Goal: Among the entries below, find the lines with "label" and copy them.
-------
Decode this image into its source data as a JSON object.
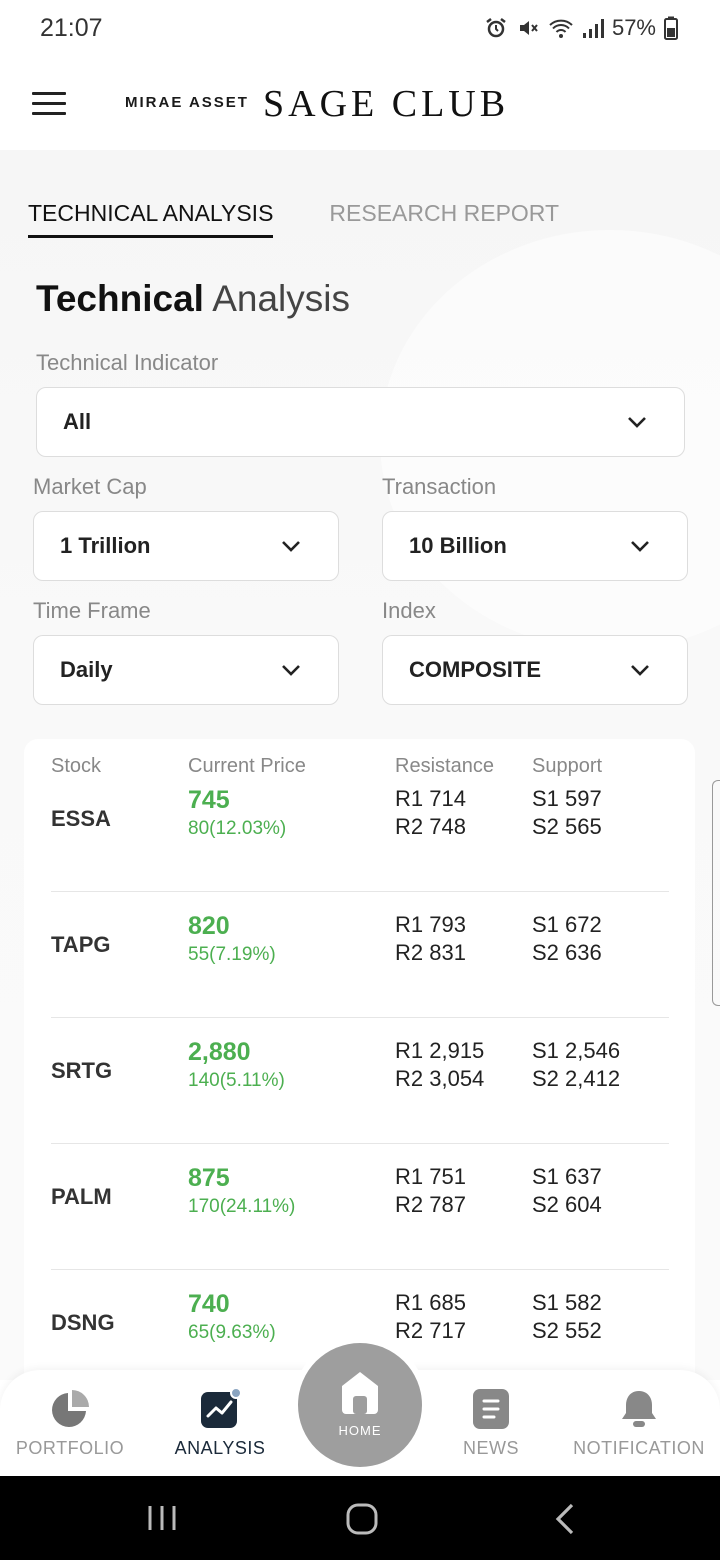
{
  "status": {
    "time": "21:07",
    "battery": "57%"
  },
  "header": {
    "brand_small": "MIRAE ASSET",
    "brand_large": "SAGE CLUB"
  },
  "tabs": [
    {
      "label": "TECHNICAL ANALYSIS",
      "active": true
    },
    {
      "label": "RESEARCH REPORT",
      "active": false
    }
  ],
  "title": {
    "bold": "Technical",
    "light": "Analysis"
  },
  "filters": {
    "technical_indicator": {
      "label": "Technical Indicator",
      "value": "All"
    },
    "market_cap": {
      "label": "Market Cap",
      "value": "1 Trillion"
    },
    "transaction": {
      "label": "Transaction",
      "value": "10 Billion"
    },
    "time_frame": {
      "label": "Time Frame",
      "value": "Daily"
    },
    "index": {
      "label": "Index",
      "value": "COMPOSITE"
    }
  },
  "table": {
    "headers": {
      "stock": "Stock",
      "price": "Current Price",
      "resistance": "Resistance",
      "support": "Support"
    },
    "rows": [
      {
        "code": "ESSA",
        "price": "745",
        "change": "80(12.03%)",
        "r1": "R1 714",
        "r2": "R2 748",
        "s1": "S1 597",
        "s2": "S2 565"
      },
      {
        "code": "TAPG",
        "price": "820",
        "change": "55(7.19%)",
        "r1": "R1 793",
        "r2": "R2 831",
        "s1": "S1 672",
        "s2": "S2 636"
      },
      {
        "code": "SRTG",
        "price": "2,880",
        "change": "140(5.11%)",
        "r1": "R1 2,915",
        "r2": "R2 3,054",
        "s1": "S1 2,546",
        "s2": "S2 2,412"
      },
      {
        "code": "PALM",
        "price": "875",
        "change": "170(24.11%)",
        "r1": "R1 751",
        "r2": "R2 787",
        "s1": "S1 637",
        "s2": "S2 604"
      },
      {
        "code": "DSNG",
        "price": "740",
        "change": "65(9.63%)",
        "r1": "R1 685",
        "r2": "R2 717",
        "s1": "S1 582",
        "s2": "S2 552"
      }
    ]
  },
  "bottom_nav": {
    "portfolio": "PORTFOLIO",
    "analysis": "ANALYSIS",
    "home": "HOME",
    "news": "NEWS",
    "notification": "NOTIFICATION"
  },
  "colors": {
    "positive": "#4caf50",
    "accent_dark": "#1b2a3a",
    "home_button": "#9e9e9e"
  }
}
-------
Exercise result:
      "label": "TECHNICAL ANALYSIS",
      "label": "RESEARCH REPORT",
      "label": "Technical Indicator",
      "label": "Market Cap",
      "label": "Transaction",
      "label": "Time Frame",
      "label": "Index",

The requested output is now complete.